[BEGIN Given entries]

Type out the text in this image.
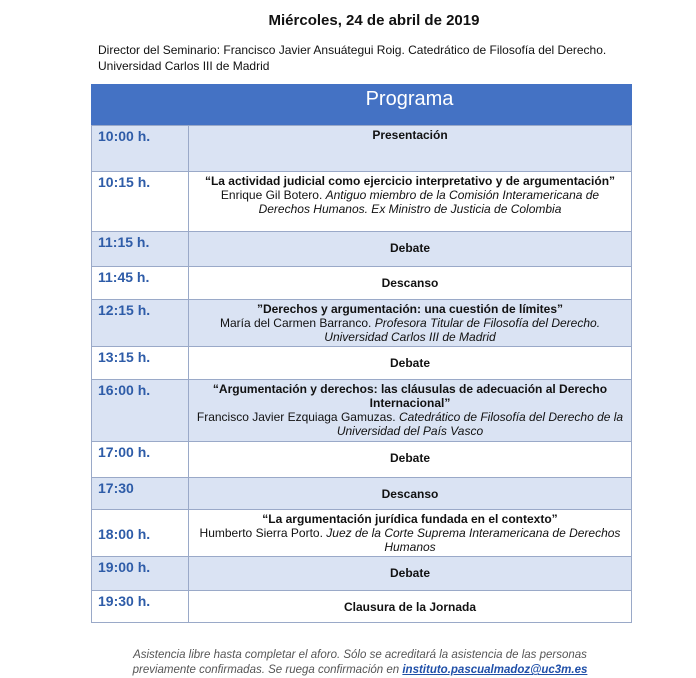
Miércoles, 24 de abril de 2019
Director del Seminario: Francisco Javier Ansuátegui Roig. Catedrático de Filosofía del Derecho.
Universidad Carlos III de Madrid
Programa
10:00 h.	Presentación

10:15 h.	“La actividad judicial como ejercicio interpretativo y de argumentación”
Enrique Gil Botero. Antiguo miembro de la Comisión Interamericana de Derechos Humanos. Ex Ministro de Justicia de Colombia

11:15 h.	Debate

11:45 h.	Descanso

12:15 h.	”Derechos y argumentación: una cuestión de límites”
María del Carmen Barranco. Profesora Titular de Filosofía del Derecho. Universidad Carlos III de Madrid

13:15 h.	Debate

16:00 h.	“Argumentación y derechos: las cláusulas de adecuación al Derecho Internacional”
Francisco Javier Ezquiaga Gamuzas. Catedrático de Filosofía del Derecho de la Universidad del País Vasco

17:00 h.	Debate

17:30	Descanso

18:00 h.	“La argumentación jurídica fundada en el contexto”
Humberto Sierra Porto. Juez de la Corte Suprema Interamericana de Derechos Humanos

19:00 h.	Debate

19:30 h.	Clausura de la Jornada
Asistencia libre hasta completar el aforo. Sólo se acreditará la asistencia de las personas
previamente confirmadas. Se ruega confirmación en instituto.pascualmadoz@uc3m.es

[END Given entries]

*Problem*.
Identify and list each line with the word "Madrid".

*Expected output*.
Universidad Carlos III de Madrid
María del Carmen Barranco. Profesora Titular de Filosofía del Derecho. Universidad Carlos III de Madrid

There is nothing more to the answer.